— start —

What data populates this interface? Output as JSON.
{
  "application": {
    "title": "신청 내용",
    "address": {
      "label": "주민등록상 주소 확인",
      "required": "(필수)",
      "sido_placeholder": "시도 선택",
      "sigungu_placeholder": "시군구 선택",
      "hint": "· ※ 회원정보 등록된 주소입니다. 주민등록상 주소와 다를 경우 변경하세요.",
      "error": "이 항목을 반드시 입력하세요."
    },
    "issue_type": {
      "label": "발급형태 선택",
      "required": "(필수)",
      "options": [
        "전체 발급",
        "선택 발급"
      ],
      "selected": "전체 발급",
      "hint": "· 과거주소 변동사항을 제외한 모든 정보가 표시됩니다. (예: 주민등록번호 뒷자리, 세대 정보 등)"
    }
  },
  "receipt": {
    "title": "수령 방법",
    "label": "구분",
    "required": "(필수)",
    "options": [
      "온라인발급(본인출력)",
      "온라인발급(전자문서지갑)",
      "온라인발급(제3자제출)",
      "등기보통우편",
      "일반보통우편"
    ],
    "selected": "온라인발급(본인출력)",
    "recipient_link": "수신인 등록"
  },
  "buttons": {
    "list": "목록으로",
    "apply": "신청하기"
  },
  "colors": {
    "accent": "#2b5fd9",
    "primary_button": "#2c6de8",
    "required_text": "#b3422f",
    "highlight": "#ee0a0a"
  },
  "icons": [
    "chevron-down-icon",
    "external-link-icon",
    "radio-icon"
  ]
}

— end —
— start —

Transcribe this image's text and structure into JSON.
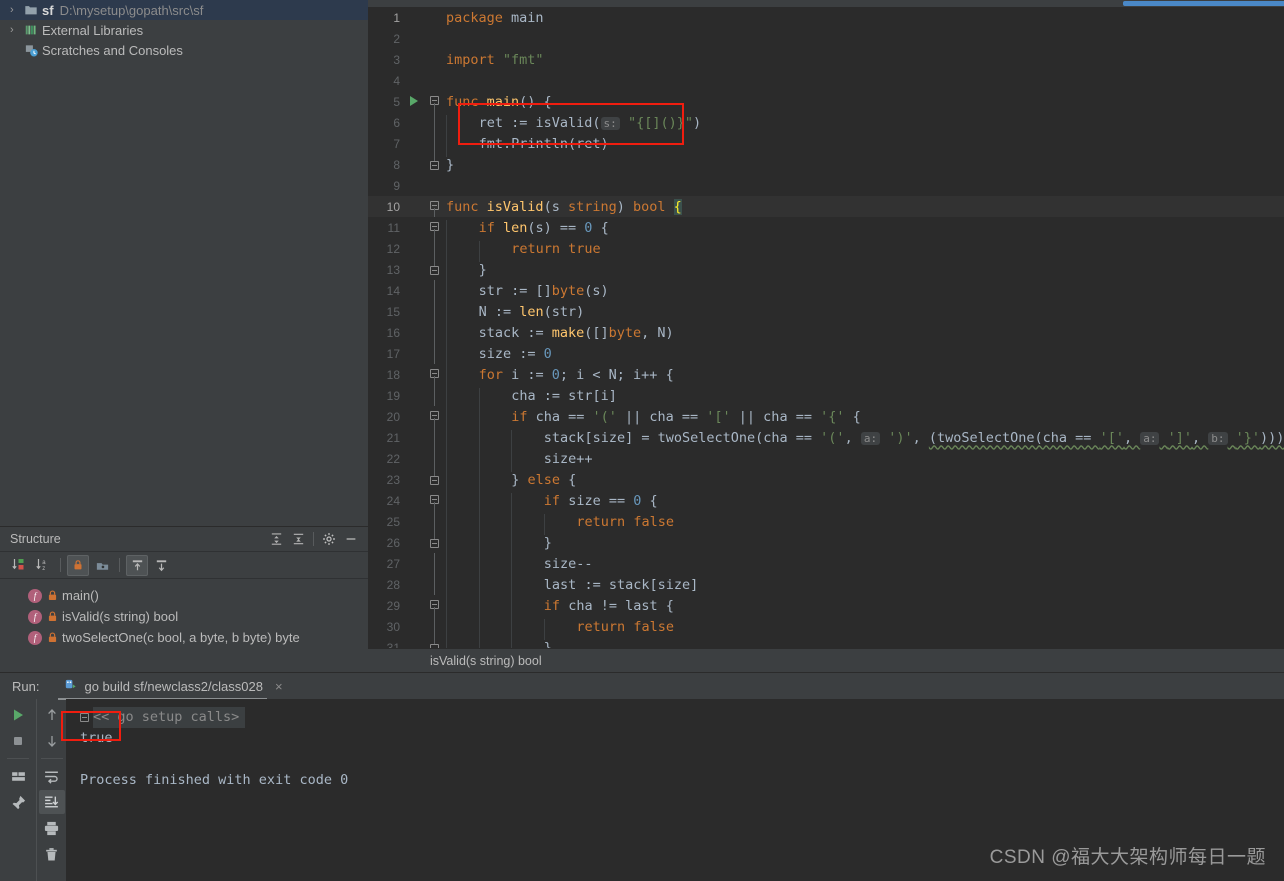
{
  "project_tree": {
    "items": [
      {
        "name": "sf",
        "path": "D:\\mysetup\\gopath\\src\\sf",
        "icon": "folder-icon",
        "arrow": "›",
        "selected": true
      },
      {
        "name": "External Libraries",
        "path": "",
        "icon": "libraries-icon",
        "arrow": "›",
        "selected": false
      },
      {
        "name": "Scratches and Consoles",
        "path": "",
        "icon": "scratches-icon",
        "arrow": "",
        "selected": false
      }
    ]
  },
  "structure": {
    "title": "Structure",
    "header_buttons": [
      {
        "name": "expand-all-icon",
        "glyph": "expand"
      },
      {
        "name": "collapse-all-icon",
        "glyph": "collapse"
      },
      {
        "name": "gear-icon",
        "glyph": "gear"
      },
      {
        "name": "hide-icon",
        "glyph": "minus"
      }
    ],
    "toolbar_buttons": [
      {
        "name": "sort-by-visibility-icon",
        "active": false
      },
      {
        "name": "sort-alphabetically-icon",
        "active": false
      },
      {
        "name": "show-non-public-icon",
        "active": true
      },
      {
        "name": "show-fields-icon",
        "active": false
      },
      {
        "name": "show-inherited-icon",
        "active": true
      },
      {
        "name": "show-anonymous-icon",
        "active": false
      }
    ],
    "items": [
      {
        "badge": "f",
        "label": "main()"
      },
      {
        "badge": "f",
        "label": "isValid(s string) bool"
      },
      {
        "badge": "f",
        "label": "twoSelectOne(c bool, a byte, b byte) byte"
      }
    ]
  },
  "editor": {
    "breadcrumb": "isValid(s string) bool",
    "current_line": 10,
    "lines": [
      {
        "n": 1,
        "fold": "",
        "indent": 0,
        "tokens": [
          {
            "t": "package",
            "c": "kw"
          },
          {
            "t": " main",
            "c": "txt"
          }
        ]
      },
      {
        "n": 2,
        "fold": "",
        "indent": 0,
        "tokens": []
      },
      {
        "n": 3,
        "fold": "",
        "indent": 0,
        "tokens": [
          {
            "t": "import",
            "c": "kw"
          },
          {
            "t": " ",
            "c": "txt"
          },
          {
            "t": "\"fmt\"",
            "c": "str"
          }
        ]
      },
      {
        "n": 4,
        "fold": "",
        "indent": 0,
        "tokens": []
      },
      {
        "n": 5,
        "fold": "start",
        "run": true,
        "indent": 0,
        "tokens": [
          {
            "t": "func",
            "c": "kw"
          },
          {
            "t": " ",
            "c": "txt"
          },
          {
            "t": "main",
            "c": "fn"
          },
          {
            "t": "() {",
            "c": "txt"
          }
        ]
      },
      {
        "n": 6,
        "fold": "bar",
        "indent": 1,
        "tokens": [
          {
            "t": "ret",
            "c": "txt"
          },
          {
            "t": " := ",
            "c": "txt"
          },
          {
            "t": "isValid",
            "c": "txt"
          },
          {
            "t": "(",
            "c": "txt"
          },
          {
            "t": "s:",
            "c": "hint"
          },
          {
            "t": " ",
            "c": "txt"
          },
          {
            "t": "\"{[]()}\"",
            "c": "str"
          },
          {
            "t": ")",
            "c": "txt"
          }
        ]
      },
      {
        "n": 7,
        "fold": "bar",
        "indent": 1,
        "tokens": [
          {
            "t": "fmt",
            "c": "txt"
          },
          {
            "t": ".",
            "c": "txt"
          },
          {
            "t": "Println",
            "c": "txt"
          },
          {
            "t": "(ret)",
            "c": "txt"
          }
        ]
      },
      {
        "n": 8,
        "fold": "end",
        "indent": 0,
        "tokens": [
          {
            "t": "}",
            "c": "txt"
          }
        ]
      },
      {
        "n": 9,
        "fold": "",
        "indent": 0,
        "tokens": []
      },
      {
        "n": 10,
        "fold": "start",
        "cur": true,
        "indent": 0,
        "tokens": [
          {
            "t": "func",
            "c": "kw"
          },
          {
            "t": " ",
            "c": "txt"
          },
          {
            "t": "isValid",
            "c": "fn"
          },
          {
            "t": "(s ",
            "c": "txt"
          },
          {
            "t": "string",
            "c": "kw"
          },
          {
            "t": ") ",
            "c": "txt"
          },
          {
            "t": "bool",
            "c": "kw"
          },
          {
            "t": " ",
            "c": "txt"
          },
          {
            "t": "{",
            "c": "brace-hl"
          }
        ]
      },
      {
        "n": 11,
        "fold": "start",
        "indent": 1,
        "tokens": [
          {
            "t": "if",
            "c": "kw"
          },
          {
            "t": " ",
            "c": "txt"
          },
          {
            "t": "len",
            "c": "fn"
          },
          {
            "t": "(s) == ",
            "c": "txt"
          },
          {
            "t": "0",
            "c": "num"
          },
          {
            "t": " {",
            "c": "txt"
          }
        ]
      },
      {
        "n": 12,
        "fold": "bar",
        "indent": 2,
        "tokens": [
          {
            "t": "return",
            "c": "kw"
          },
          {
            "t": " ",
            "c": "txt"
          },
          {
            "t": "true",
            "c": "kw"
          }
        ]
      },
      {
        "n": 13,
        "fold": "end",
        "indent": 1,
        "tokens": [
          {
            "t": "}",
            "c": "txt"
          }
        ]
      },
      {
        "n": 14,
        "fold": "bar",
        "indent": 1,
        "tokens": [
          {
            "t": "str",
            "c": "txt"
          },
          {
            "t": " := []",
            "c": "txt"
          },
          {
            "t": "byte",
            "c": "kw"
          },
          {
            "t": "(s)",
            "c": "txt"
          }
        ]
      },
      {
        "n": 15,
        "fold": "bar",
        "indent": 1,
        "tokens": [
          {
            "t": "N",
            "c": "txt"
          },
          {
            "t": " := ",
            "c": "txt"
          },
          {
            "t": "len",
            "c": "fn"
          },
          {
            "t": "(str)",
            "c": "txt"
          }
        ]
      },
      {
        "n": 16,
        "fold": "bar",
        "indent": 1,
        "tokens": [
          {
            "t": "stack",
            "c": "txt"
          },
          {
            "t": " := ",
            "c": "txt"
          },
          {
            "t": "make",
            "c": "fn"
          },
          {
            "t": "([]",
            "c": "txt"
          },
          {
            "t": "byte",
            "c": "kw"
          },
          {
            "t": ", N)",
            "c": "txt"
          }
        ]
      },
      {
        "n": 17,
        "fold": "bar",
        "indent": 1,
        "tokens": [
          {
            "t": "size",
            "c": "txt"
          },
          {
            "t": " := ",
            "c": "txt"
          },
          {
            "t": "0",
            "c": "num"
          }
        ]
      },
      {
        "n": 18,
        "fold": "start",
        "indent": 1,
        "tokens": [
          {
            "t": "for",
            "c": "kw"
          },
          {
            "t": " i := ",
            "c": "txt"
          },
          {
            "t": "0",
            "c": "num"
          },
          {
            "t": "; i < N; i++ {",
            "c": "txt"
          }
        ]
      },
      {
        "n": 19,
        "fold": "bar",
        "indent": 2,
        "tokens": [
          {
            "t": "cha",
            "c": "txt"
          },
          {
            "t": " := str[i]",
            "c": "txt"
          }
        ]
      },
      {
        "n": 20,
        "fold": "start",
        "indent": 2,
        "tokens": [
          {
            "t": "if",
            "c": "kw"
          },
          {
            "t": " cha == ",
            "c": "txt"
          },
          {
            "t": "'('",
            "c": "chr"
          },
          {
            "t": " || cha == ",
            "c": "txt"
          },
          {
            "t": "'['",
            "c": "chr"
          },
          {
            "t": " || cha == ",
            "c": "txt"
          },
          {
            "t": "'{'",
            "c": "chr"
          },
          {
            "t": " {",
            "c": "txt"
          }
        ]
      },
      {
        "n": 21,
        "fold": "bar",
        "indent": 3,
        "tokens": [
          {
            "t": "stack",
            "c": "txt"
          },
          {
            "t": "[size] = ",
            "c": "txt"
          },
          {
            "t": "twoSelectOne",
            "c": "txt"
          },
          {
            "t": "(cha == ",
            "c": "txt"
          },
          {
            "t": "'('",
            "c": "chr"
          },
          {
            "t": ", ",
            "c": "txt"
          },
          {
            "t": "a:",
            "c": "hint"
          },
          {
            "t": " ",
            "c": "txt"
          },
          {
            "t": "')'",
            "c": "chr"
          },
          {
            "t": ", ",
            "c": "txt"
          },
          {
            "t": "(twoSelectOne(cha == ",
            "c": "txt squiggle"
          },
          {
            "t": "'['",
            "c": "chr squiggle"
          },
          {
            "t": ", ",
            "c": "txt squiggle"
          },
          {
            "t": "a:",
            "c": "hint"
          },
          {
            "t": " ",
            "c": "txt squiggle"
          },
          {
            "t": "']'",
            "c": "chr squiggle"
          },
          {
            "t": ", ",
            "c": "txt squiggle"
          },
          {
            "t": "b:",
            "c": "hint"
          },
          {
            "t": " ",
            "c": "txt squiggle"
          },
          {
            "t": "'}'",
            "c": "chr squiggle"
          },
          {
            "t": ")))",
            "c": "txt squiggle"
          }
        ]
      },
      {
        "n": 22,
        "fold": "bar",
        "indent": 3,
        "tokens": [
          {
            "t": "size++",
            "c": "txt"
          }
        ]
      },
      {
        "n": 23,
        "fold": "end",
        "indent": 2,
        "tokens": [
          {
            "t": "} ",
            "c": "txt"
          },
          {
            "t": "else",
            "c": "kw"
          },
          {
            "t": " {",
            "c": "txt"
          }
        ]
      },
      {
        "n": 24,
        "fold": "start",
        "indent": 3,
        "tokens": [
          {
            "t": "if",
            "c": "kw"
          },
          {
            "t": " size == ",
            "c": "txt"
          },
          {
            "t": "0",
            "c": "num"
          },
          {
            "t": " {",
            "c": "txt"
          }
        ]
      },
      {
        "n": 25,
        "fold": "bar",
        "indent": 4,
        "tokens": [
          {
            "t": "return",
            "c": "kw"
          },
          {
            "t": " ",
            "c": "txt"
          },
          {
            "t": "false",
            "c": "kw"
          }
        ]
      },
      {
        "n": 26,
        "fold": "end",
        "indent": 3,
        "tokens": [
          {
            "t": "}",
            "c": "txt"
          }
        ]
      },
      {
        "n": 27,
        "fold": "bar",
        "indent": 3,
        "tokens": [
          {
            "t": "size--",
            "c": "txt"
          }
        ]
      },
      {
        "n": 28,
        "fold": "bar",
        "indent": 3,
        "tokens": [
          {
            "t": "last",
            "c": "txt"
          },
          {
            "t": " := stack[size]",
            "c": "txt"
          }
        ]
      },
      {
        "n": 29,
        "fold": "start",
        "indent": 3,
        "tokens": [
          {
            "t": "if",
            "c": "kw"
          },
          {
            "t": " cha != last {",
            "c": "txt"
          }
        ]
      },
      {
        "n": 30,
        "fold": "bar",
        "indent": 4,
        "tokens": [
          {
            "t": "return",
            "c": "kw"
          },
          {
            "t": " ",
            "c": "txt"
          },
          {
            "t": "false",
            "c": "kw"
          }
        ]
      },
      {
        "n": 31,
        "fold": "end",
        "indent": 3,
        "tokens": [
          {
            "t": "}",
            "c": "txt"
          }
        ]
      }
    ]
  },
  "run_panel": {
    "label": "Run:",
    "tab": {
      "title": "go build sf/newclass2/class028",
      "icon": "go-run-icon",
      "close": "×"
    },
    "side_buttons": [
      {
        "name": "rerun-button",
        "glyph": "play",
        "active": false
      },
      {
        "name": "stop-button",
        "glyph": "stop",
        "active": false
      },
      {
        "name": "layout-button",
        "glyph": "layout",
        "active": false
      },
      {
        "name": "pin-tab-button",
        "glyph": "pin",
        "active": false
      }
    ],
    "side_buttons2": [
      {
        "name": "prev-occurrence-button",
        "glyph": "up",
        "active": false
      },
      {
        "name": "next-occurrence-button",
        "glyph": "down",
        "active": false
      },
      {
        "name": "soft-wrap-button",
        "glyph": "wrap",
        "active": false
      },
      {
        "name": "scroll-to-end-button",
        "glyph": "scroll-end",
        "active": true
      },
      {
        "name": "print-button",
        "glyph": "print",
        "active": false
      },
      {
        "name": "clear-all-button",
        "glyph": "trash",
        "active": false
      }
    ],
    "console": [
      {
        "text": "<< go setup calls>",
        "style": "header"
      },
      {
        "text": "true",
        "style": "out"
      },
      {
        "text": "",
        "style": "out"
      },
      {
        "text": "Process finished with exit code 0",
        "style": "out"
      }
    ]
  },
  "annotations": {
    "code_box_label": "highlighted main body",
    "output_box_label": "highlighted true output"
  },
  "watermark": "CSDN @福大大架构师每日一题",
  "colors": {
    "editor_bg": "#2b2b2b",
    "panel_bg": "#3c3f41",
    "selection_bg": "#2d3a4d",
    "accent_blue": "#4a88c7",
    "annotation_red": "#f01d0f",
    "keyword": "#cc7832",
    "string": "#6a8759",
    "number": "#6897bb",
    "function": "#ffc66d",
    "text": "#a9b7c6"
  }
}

— end —
— start —

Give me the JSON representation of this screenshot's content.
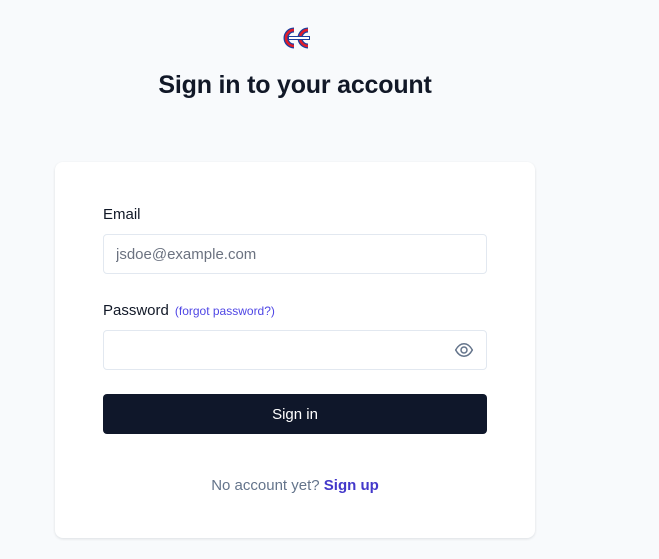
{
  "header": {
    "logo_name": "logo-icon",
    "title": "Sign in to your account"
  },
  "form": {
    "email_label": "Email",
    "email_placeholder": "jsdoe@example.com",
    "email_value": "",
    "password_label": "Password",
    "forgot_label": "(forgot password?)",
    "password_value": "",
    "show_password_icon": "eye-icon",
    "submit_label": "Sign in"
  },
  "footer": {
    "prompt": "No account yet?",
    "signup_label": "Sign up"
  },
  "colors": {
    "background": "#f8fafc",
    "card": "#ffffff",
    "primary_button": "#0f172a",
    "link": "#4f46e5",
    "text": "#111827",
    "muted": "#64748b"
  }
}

— end —

STATED GOAL - From the entries above, collect every line with the string "account" in it.

RESULT -
    "title": "Sign in to your account"
    "prompt": "No account yet?",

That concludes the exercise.